--- Start of Listing ---

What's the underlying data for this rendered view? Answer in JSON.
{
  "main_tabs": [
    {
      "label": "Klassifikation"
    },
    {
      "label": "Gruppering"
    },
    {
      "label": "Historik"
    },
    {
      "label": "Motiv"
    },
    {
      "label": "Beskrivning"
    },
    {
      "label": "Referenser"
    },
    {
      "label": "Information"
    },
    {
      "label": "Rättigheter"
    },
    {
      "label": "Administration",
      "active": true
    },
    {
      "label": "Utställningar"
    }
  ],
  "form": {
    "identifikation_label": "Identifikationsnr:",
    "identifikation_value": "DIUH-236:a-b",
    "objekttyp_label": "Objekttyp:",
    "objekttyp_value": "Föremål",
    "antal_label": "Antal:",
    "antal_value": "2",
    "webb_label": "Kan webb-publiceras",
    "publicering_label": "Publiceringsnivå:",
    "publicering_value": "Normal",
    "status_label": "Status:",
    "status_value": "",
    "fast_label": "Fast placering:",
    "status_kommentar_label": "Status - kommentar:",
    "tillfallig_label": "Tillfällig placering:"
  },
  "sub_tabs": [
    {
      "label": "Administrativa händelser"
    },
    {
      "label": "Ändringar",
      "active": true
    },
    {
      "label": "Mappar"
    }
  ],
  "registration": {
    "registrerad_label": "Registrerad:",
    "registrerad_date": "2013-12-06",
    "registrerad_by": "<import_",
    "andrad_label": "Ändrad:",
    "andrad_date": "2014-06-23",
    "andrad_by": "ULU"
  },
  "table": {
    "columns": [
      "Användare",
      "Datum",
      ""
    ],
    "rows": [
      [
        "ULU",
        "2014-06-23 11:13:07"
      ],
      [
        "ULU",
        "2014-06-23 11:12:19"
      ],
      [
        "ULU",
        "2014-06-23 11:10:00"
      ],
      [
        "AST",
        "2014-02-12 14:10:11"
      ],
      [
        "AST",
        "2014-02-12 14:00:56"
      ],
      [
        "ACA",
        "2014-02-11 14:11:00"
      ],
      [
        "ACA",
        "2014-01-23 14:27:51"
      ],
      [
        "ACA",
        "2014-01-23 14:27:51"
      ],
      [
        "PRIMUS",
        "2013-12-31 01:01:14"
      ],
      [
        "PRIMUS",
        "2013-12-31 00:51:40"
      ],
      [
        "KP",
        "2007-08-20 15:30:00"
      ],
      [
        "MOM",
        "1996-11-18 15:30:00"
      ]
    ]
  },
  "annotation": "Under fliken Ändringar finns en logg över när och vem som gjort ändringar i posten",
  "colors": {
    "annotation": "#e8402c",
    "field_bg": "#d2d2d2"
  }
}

--- End of Listing ---

_Objective_.
Copy all the lines, exactly.

_Reply to the task_.
What's the underlying data for this rendered view? Answer in JSON.
{
  "main_tabs": [
    {
      "label": "Klassifikation"
    },
    {
      "label": "Gruppering"
    },
    {
      "label": "Historik"
    },
    {
      "label": "Motiv"
    },
    {
      "label": "Beskrivning"
    },
    {
      "label": "Referenser"
    },
    {
      "label": "Information"
    },
    {
      "label": "Rättigheter"
    },
    {
      "label": "Administration",
      "active": true
    },
    {
      "label": "Utställningar"
    }
  ],
  "form": {
    "identifikation_label": "Identifikationsnr:",
    "identifikation_value": "DIUH-236:a-b",
    "objekttyp_label": "Objekttyp:",
    "objekttyp_value": "Föremål",
    "antal_label": "Antal:",
    "antal_value": "2",
    "webb_label": "Kan webb-publiceras",
    "publicering_label": "Publiceringsnivå:",
    "publicering_value": "Normal",
    "status_label": "Status:",
    "status_value": "",
    "fast_label": "Fast placering:",
    "status_kommentar_label": "Status - kommentar:",
    "tillfallig_label": "Tillfällig placering:"
  },
  "sub_tabs": [
    {
      "label": "Administrativa händelser"
    },
    {
      "label": "Ändringar",
      "active": true
    },
    {
      "label": "Mappar"
    }
  ],
  "registration": {
    "registrerad_label": "Registrerad:",
    "registrerad_date": "2013-12-06",
    "registrerad_by": "<import_",
    "andrad_label": "Ändrad:",
    "andrad_date": "2014-06-23",
    "andrad_by": "ULU"
  },
  "table": {
    "columns": [
      "Användare",
      "Datum",
      ""
    ],
    "rows": [
      [
        "ULU",
        "2014-06-23 11:13:07"
      ],
      [
        "ULU",
        "2014-06-23 11:12:19"
      ],
      [
        "ULU",
        "2014-06-23 11:10:00"
      ],
      [
        "AST",
        "2014-02-12 14:10:11"
      ],
      [
        "AST",
        "2014-02-12 14:00:56"
      ],
      [
        "ACA",
        "2014-02-11 14:11:00"
      ],
      [
        "ACA",
        "2014-01-23 14:27:51"
      ],
      [
        "ACA",
        "2014-01-23 14:27:51"
      ],
      [
        "PRIMUS",
        "2013-12-31 01:01:14"
      ],
      [
        "PRIMUS",
        "2013-12-31 00:51:40"
      ],
      [
        "KP",
        "2007-08-20 15:30:00"
      ],
      [
        "MOM",
        "1996-11-18 15:30:00"
      ]
    ]
  },
  "annotation": "Under fliken Ändringar finns en logg över när och vem som gjort ändringar i posten",
  "colors": {
    "annotation": "#e8402c",
    "field_bg": "#d2d2d2"
  }
}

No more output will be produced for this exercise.